▶ [What you should do]
Copy every line that holds "output".

Saved data entries:

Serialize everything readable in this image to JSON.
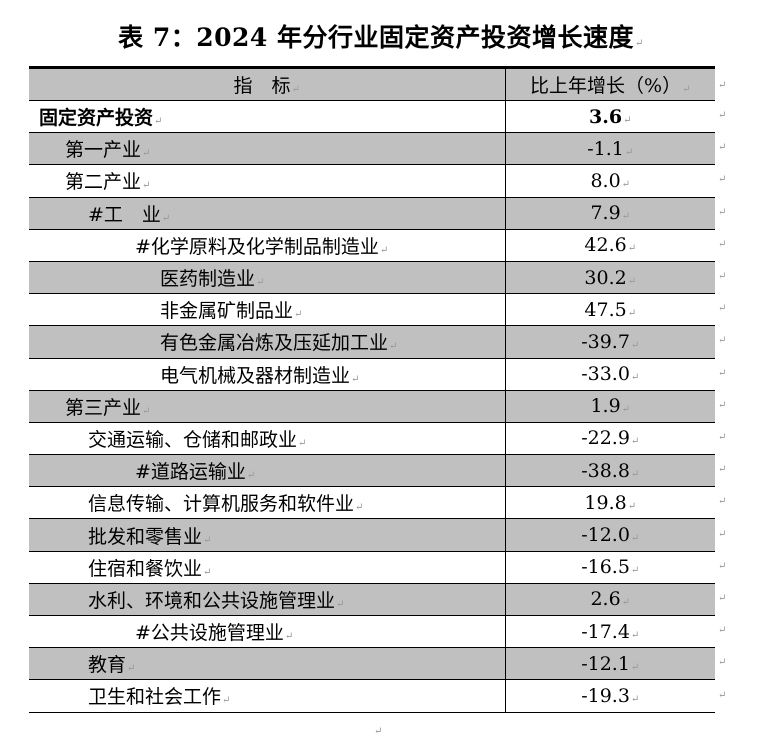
{
  "title": "表 7：2024 年分行业固定资产投资增长速度",
  "paragraph_mark": "↵",
  "table": {
    "headers": [
      "指　标",
      "比上年增长（%）"
    ],
    "rows": [
      {
        "label": "固定资产投资",
        "value": "3.6",
        "level": 0,
        "bold": true
      },
      {
        "label": "第一产业",
        "value": "-1.1",
        "level": 1
      },
      {
        "label": "第二产业",
        "value": "8.0",
        "level": 1
      },
      {
        "label": "#工　业",
        "value": "7.9",
        "level": 2
      },
      {
        "label": "#化学原料及化学制品制造业",
        "value": "42.6",
        "level": 3
      },
      {
        "label": "医药制造业",
        "value": "30.2",
        "level": 4
      },
      {
        "label": "非金属矿制品业",
        "value": "47.5",
        "level": 4
      },
      {
        "label": "有色金属冶炼及压延加工业",
        "value": "-39.7",
        "level": 4
      },
      {
        "label": "电气机械及器材制造业",
        "value": "-33.0",
        "level": 4
      },
      {
        "label": "第三产业",
        "value": "1.9",
        "level": 1
      },
      {
        "label": "交通运输、仓储和邮政业",
        "value": "-22.9",
        "level": 2
      },
      {
        "label": "#道路运输业",
        "value": "-38.8",
        "level": 3
      },
      {
        "label": "信息传输、计算机服务和软件业",
        "value": "19.8",
        "level": 2
      },
      {
        "label": "批发和零售业",
        "value": "-12.0",
        "level": 2
      },
      {
        "label": "住宿和餐饮业",
        "value": "-16.5",
        "level": 2
      },
      {
        "label": "水利、环境和公共设施管理业",
        "value": "2.6",
        "level": 2
      },
      {
        "label": "#公共设施管理业",
        "value": "-17.4",
        "level": 3
      },
      {
        "label": "教育",
        "value": "-12.1",
        "level": 2
      },
      {
        "label": "卫生和社会工作",
        "value": "-19.3",
        "level": 2
      }
    ]
  },
  "colors": {
    "shade": "#c0c0c0"
  }
}
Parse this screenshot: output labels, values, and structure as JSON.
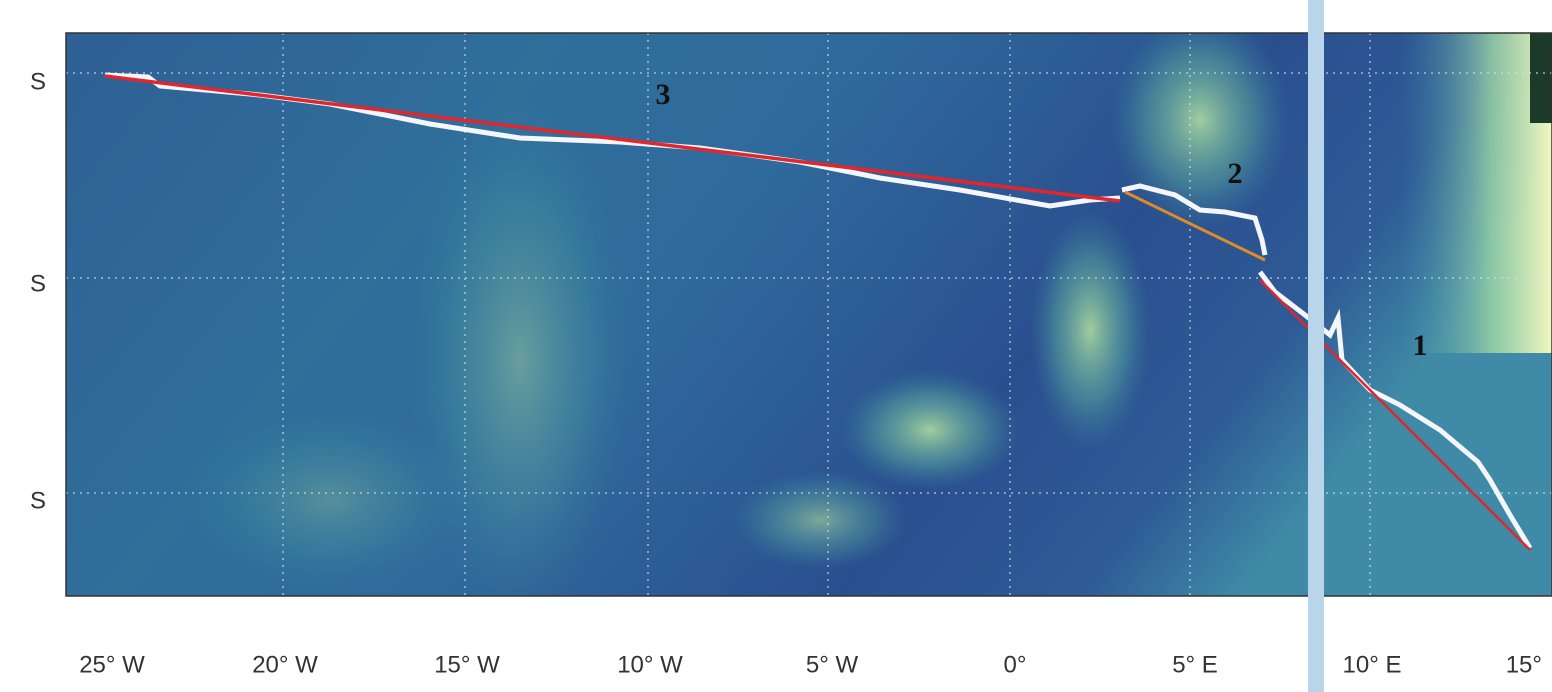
{
  "map": {
    "y_labels": [
      "S",
      "S",
      "S"
    ],
    "x_labels": [
      "25° W",
      "20° W",
      "15° W",
      "10° W",
      "5° W",
      "0°",
      "5° E",
      "10° E",
      "15°"
    ],
    "tracks": [
      {
        "label": "3"
      },
      {
        "label": "2"
      },
      {
        "label": "1"
      }
    ]
  }
}
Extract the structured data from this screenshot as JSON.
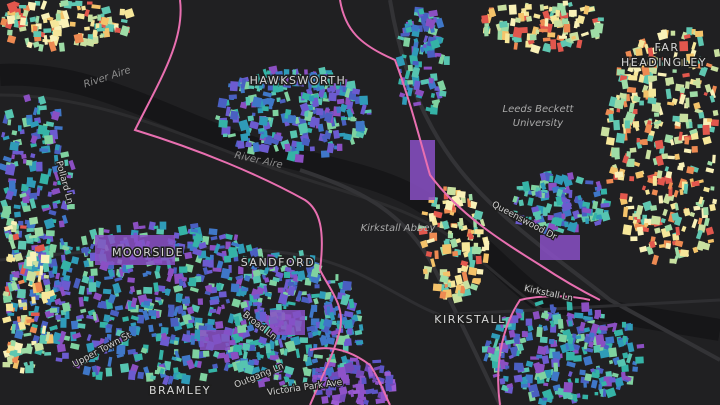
{
  "map": {
    "labels": [
      {
        "text": "HAWKSWORTH"
      },
      {
        "text": "River Aire"
      },
      {
        "text": "River Aire"
      },
      {
        "text": "Leeds Beckett"
      },
      {
        "text": "University"
      },
      {
        "text": "MOORSIDE"
      },
      {
        "text": "SANDFORD"
      },
      {
        "text": "Kirkstall Abbey"
      },
      {
        "text": "KIRKSTALL"
      },
      {
        "text": "BRAMLEY"
      },
      {
        "text": "Queenswood Dr"
      },
      {
        "text": "Broad Ln"
      },
      {
        "text": "Outgang Ln"
      },
      {
        "text": "Victoria Park Ave"
      },
      {
        "text": "Upper Town St"
      },
      {
        "text": "Kirkstall Ln"
      },
      {
        "text": "Pollard Ln"
      },
      {
        "text": "FAR"
      },
      {
        "text": "HEADINGLEY"
      }
    ]
  }
}
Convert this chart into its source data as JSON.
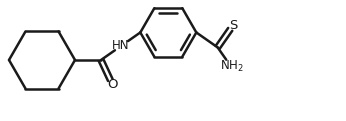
{
  "bg_color": "#ffffff",
  "line_color": "#1a1a1a",
  "line_width": 1.8,
  "font_size_labels": 8.5,
  "fig_width": 3.46,
  "fig_height": 1.21,
  "dpi": 100,
  "xlim": [
    0,
    346
  ],
  "ylim": [
    0,
    121
  ]
}
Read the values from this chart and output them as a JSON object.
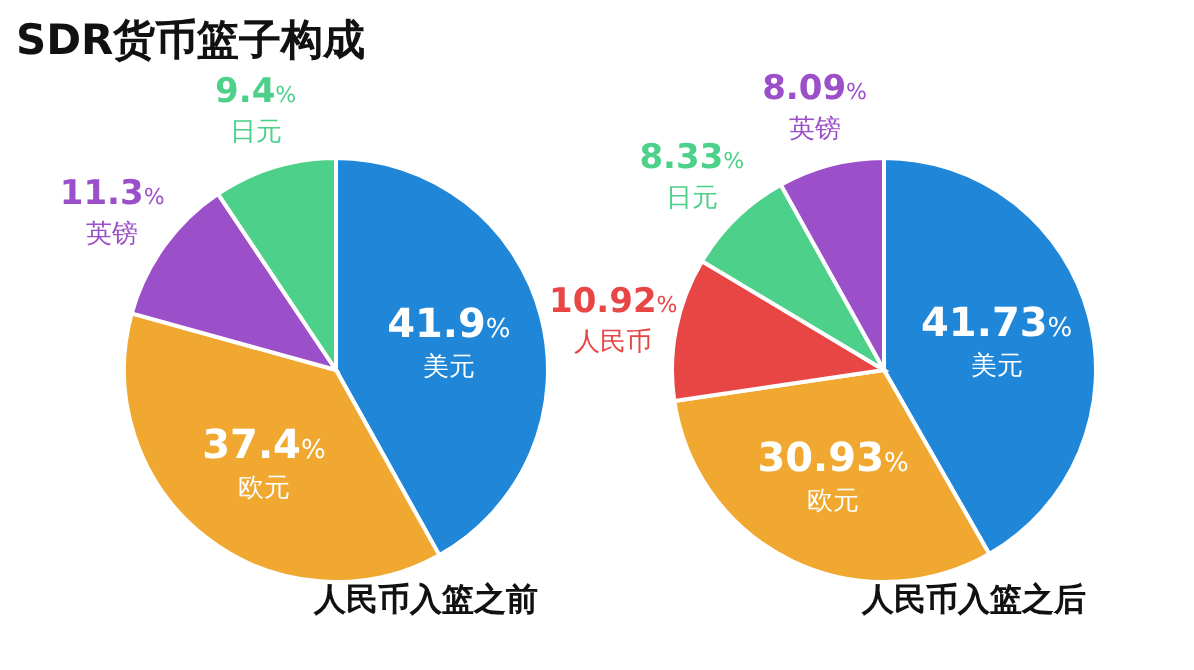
{
  "chart_data": [
    {
      "type": "pie",
      "title": "SDR货币篮子构成",
      "xlabel": "人民币入篮之前",
      "categories": [
        "美元",
        "欧元",
        "英镑",
        "日元"
      ],
      "values": [
        41.9,
        37.4,
        11.3,
        9.4
      ],
      "colors": [
        "#1f86d8",
        "#f0a830",
        "#9b4fc8",
        "#4cd08a"
      ],
      "value_labels": [
        "41.9%",
        "37.4%",
        "11.3%",
        "9.4%"
      ]
    },
    {
      "type": "pie",
      "xlabel": "人民币入篮之后",
      "categories": [
        "美元",
        "欧元",
        "人民币",
        "日元",
        "英镑"
      ],
      "values": [
        41.73,
        30.93,
        10.92,
        8.33,
        8.09
      ],
      "colors": [
        "#1f86d8",
        "#f0a830",
        "#e84545",
        "#4cd08a",
        "#9b4fc8"
      ],
      "value_labels": [
        "41.73%",
        "30.93%",
        "10.92%",
        "8.33%",
        "8.09%"
      ]
    }
  ]
}
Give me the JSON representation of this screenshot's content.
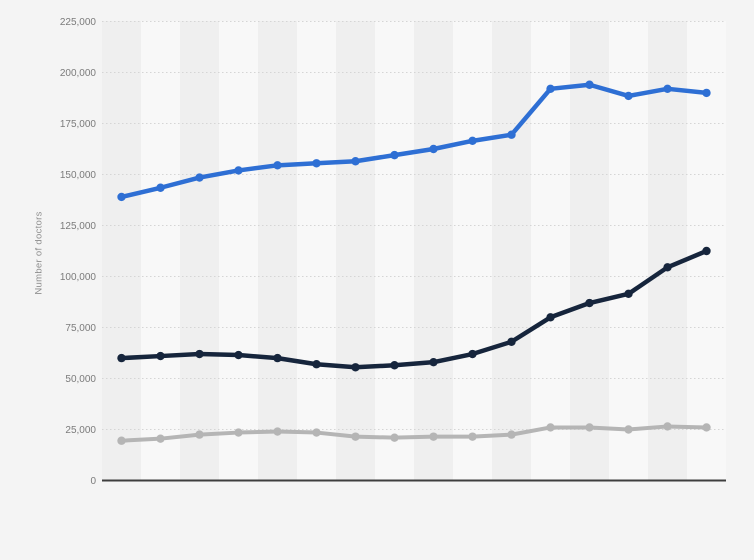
{
  "chart_data": {
    "type": "line",
    "title": "",
    "title_visible": false,
    "ylabel": "Number of doctors",
    "xlabel": "",
    "ylim": [
      0,
      225000
    ],
    "ytick_step": 25000,
    "yticks": [
      {
        "value": 0,
        "label": "0"
      },
      {
        "value": 25000,
        "label": "25,000"
      },
      {
        "value": 50000,
        "label": "50,000"
      },
      {
        "value": 75000,
        "label": "75,000"
      },
      {
        "value": 100000,
        "label": "100,000"
      },
      {
        "value": 125000,
        "label": "125,000"
      },
      {
        "value": 150000,
        "label": "150,000"
      },
      {
        "value": 175000,
        "label": "175,000"
      },
      {
        "value": 200000,
        "label": "200,000"
      },
      {
        "value": 225000,
        "label": "225,000"
      }
    ],
    "x_labels_visible": false,
    "x_index": [
      1,
      2,
      3,
      4,
      5,
      6,
      7,
      8,
      9,
      10,
      11,
      12,
      13,
      14,
      15,
      16
    ],
    "grid": "horizontal-dotted",
    "legend": "none",
    "series": [
      {
        "name": "series-blue",
        "color": "#2e6fd4",
        "values": [
          139000,
          143500,
          148500,
          152000,
          154500,
          155500,
          156500,
          159500,
          162500,
          166500,
          169500,
          192000,
          194000,
          188500,
          192000,
          190000
        ]
      },
      {
        "name": "series-dark-navy",
        "color": "#16253c",
        "values": [
          60000,
          61000,
          62000,
          61500,
          60000,
          57000,
          55500,
          56500,
          58000,
          62000,
          68000,
          80000,
          87000,
          91500,
          104500,
          112500
        ]
      },
      {
        "name": "series-gray",
        "color": "#b5b5b5",
        "values": [
          19500,
          20500,
          22500,
          23500,
          24000,
          23500,
          21500,
          21000,
          21500,
          21500,
          22500,
          26000,
          26000,
          25000,
          26500,
          26000
        ]
      }
    ],
    "colors": {
      "background": "#f4f4f4",
      "band_dark": "#efefef",
      "band_light": "#f8f8f8",
      "gridline": "#d5d5d5",
      "axis_line": "#3e3e3e",
      "tick_text": "#7b7b7b",
      "axis_title_text": "#8e8e8e"
    }
  }
}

▶ [Response]
Parse this screenshot: output labels, values, and structure as JSON.
Read the values from this chart and output them as a JSON object.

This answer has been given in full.